Exercise goal.
In the lines below, find how many contain the word "Traditional" and report that figure alone.

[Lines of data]
———
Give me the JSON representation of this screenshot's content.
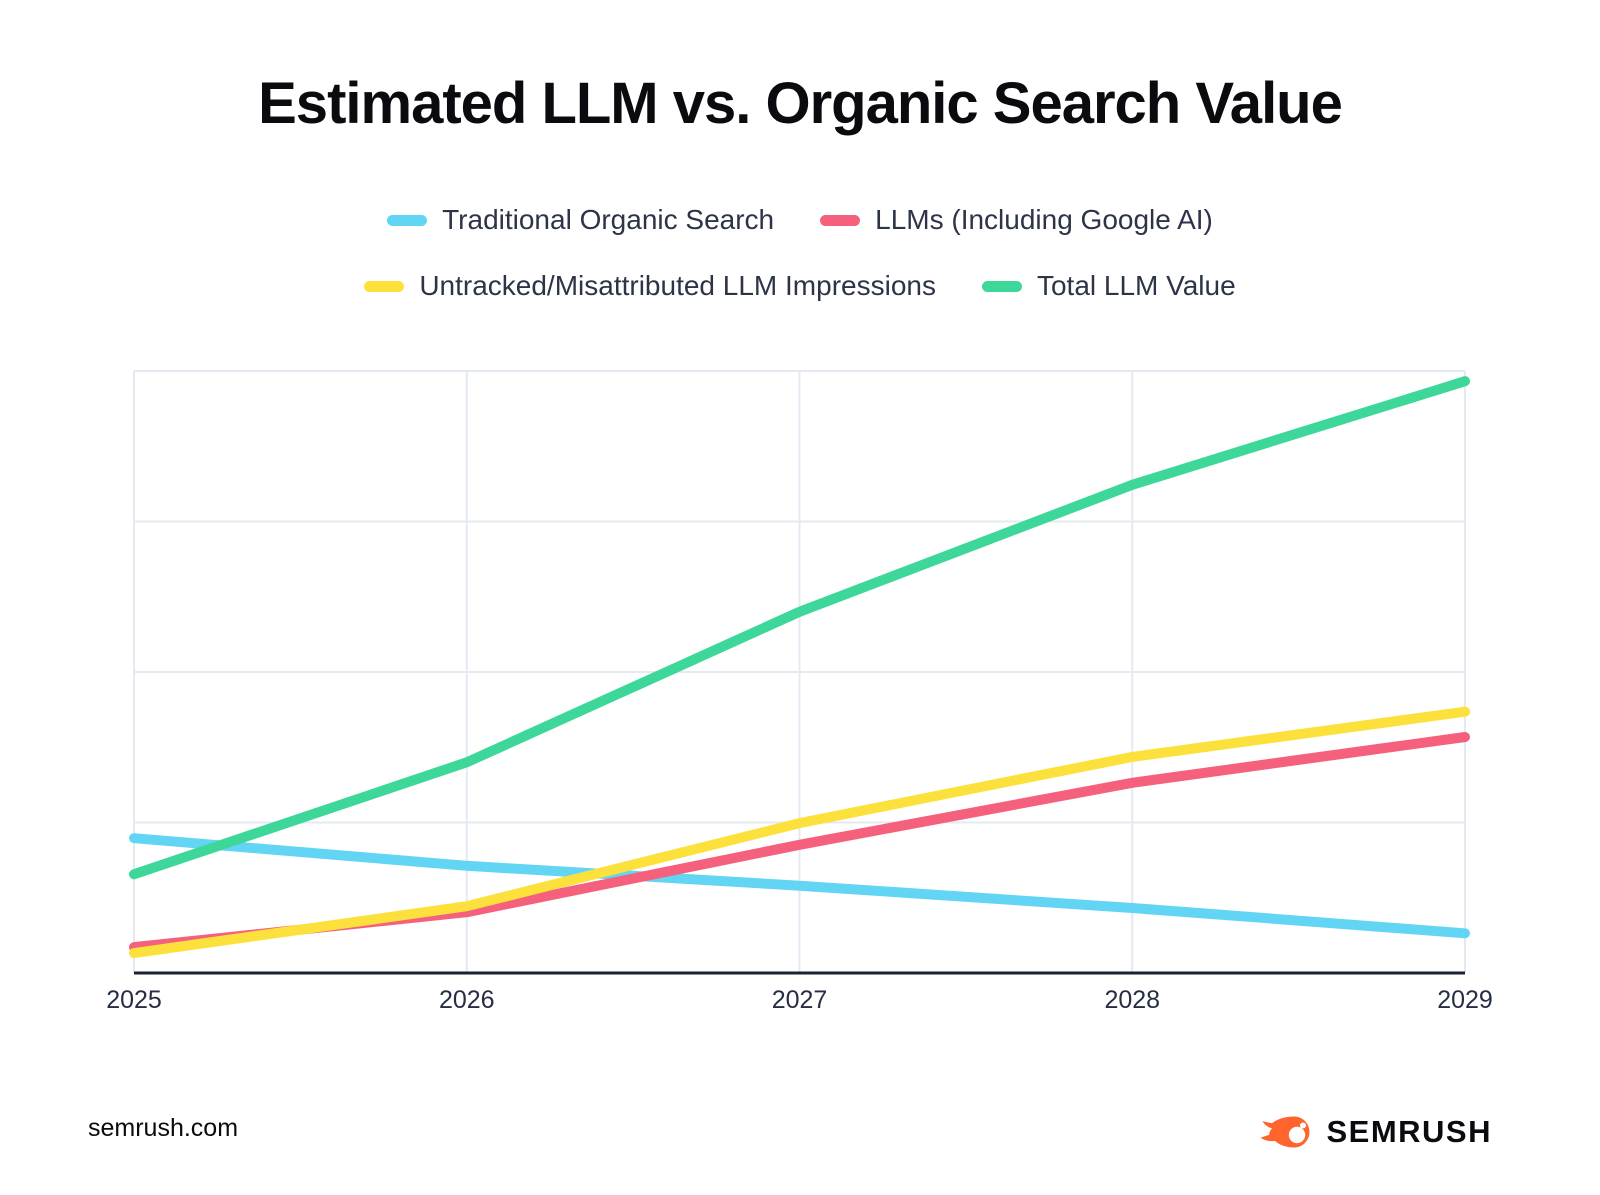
{
  "page": {
    "title": "Estimated LLM vs. Organic Search Value"
  },
  "footer": {
    "site": "semrush.com",
    "brand": "SEMRUSH"
  },
  "colors": {
    "background": "#ffffff",
    "title_text": "#0b0b0f",
    "legend_text": "#2d3448",
    "axis_label_text": "#262e44",
    "gridline": "#e4e9f2",
    "axis_line": "#1a2233",
    "brand_orange": "#ff642d",
    "series_cyan": "#62d5f4",
    "series_pink": "#f5607d",
    "series_yellow": "#fce13c",
    "series_green": "#3ed79a"
  },
  "chart_data": {
    "type": "line",
    "title": "Estimated LLM vs. Organic Search Value",
    "categories": [
      "2025",
      "2026",
      "2027",
      "2028",
      "2029"
    ],
    "series": [
      {
        "name": "Traditional Organic Search",
        "color": "#62d5f4",
        "values": [
          22.4,
          17.8,
          14.5,
          10.8,
          6.6
        ]
      },
      {
        "name": "LLMs (Including Google AI)",
        "color": "#f5607d",
        "values": [
          4.3,
          10.1,
          21.3,
          31.6,
          39.2
        ]
      },
      {
        "name": "Untracked/Misattributed LLM Impressions",
        "color": "#fce13c",
        "values": [
          3.3,
          11.1,
          24.9,
          35.9,
          43.4
        ]
      },
      {
        "name": "Total LLM Value",
        "color": "#3ed79a",
        "values": [
          16.4,
          35.0,
          60.0,
          81.1,
          98.3
        ]
      }
    ],
    "legend_rows": [
      [
        "Traditional Organic Search",
        "LLMs (Including Google AI)"
      ],
      [
        "Untracked/Misattributed LLM Impressions",
        "Total LLM Value"
      ]
    ],
    "xlabel": "",
    "ylabel": "",
    "ylim": [
      0,
      100
    ],
    "y_axis_labels_visible": false,
    "grid": true,
    "legend_position": "top"
  }
}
———
Response for this exercise.
2